▸ **Exercise objective**: Quote the whole listing verbatim.

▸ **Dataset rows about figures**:
===============

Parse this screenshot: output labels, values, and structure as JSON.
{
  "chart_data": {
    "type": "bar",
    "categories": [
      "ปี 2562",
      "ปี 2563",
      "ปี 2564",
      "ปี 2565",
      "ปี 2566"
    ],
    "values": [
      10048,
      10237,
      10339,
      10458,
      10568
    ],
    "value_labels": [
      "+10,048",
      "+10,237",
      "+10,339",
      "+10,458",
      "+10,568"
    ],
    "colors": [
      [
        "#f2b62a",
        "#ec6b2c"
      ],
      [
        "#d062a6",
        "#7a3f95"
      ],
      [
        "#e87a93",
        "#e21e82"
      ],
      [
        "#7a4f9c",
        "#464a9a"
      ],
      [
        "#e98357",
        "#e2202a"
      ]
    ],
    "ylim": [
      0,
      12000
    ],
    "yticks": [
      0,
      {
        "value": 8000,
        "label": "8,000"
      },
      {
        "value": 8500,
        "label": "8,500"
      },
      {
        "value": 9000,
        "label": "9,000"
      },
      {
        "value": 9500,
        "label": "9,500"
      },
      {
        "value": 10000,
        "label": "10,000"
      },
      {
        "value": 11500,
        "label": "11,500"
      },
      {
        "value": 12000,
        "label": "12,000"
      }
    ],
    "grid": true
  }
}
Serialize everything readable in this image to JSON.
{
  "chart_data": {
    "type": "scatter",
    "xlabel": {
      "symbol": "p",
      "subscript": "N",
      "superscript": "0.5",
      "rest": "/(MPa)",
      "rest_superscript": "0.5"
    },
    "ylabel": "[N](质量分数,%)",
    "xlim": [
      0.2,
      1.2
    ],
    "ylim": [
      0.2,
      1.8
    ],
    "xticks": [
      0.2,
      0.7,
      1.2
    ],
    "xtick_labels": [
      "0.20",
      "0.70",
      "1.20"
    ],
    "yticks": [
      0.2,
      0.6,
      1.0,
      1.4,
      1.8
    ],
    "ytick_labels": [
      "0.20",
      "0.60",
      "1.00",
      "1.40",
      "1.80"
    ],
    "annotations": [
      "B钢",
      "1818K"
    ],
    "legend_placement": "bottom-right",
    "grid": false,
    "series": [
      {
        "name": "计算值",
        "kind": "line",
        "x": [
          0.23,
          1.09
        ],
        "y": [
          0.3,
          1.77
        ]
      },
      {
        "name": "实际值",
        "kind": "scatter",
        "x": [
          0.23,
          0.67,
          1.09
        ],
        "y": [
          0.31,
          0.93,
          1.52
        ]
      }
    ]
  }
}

===============

▸ **Task solution**:
Parse this screenshot: output labels, values, and structure as JSON.
{
  "chart_data": {
    "type": "bar",
    "categories": [
      "ปี 2562",
      "ปี 2563",
      "ปี 2564",
      "ปี 2565",
      "ปี 2566"
    ],
    "values": [
      10048,
      10237,
      10339,
      10458,
      10568
    ],
    "value_labels": [
      "+10,048",
      "+10,237",
      "+10,339",
      "+10,458",
      "+10,568"
    ],
    "colors": [
      [
        "#f2b62a",
        "#ec6b2c"
      ],
      [
        "#d062a6",
        "#7a3f95"
      ],
      [
        "#e87a93",
        "#e21e82"
      ],
      [
        "#7a4f9c",
        "#464a9a"
      ],
      [
        "#e98357",
        "#e2202a"
      ]
    ],
    "ylim": [
      0,
      12000
    ],
    "yticks": [
      0,
      {
        "value": 8000,
        "label": "8,000"
      },
      {
        "value": 8500,
        "label": "8,500"
      },
      {
        "value": 9000,
        "label": "9,000"
      },
      {
        "value": 9500,
        "label": "9,500"
      },
      {
        "value": 10000,
        "label": "10,000"
      },
      {
        "value": 11500,
        "label": "11,500"
      },
      {
        "value": 12000,
        "label": "12,000"
      }
    ],
    "grid": true
  }
}
Serialize everything readable in this image to JSON.
{
  "chart_data": {
    "type": "scatter",
    "xlabel": {
      "symbol": "p",
      "subscript": "N",
      "superscript": "0.5",
      "rest": "/(MPa)",
      "rest_superscript": "0.5"
    },
    "ylabel": "[N](质量分数,%)",
    "xlim": [
      0.2,
      1.2
    ],
    "ylim": [
      0.2,
      1.8
    ],
    "xticks": [
      0.2,
      0.7,
      1.2
    ],
    "xtick_labels": [
      "0.20",
      "0.70",
      "1.20"
    ],
    "yticks": [
      0.2,
      0.6,
      1.0,
      1.4,
      1.8
    ],
    "ytick_labels": [
      "0.20",
      "0.60",
      "1.00",
      "1.40",
      "1.80"
    ],
    "annotations": [
      "B钢",
      "1818K"
    ],
    "legend_placement": "bottom-right",
    "grid": false,
    "series": [
      {
        "name": "计算值",
        "kind": "line",
        "x": [
          0.23,
          1.09
        ],
        "y": [
          0.3,
          1.77
        ]
      },
      {
        "name": "实际值",
        "kind": "scatter",
        "x": [
          0.23,
          0.67,
          1.09
        ],
        "y": [
          0.31,
          0.93,
          1.52
        ]
      }
    ]
  }
}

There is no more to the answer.